* [Short task] Only the number is wanted: count the lines that contain "name".

* [Provided records]
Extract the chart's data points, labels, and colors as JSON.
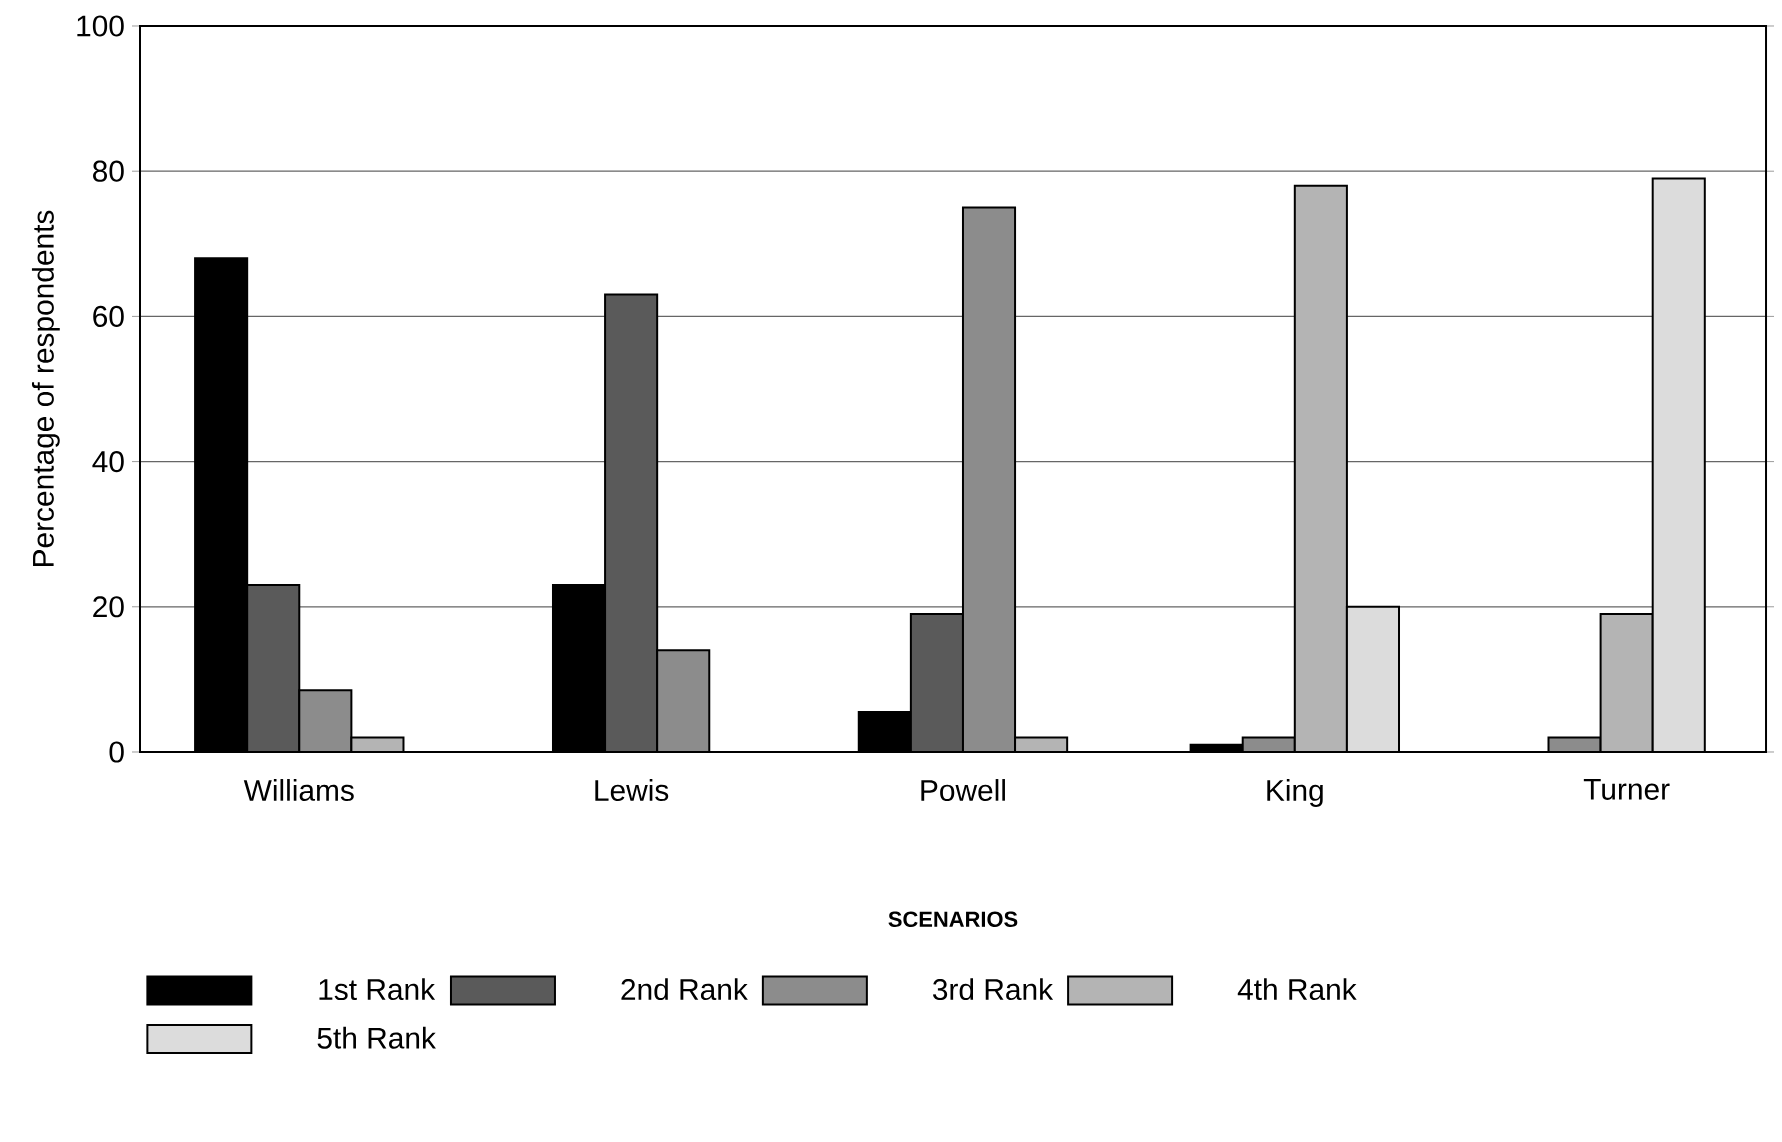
{
  "chart_data": {
    "type": "bar",
    "xlabel": "SCENARIOS",
    "ylabel": "Percentage of respondents",
    "categories": [
      "Williams",
      "Lewis",
      "Powell",
      "King",
      "Turner"
    ],
    "series": [
      {
        "name": "1st Rank",
        "color": "#000000",
        "values": [
          68,
          23,
          5.5,
          1,
          null
        ]
      },
      {
        "name": "2nd Rank",
        "color": "#5a5a5a",
        "values": [
          23,
          63,
          19,
          null,
          null
        ]
      },
      {
        "name": "3rd Rank",
        "color": "#8c8c8c",
        "values": [
          8.5,
          14,
          75,
          2,
          2
        ]
      },
      {
        "name": "4th Rank",
        "color": "#b4b4b4",
        "values": [
          2,
          null,
          2,
          78,
          19
        ]
      },
      {
        "name": "5th Rank",
        "color": "#dcdcdc",
        "values": [
          null,
          null,
          null,
          20,
          79
        ]
      }
    ],
    "ylim": [
      0,
      100
    ],
    "yticks": [
      0,
      20,
      40,
      60,
      80,
      100
    ],
    "grid": "y",
    "legend": "bottom"
  }
}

* [The result] 5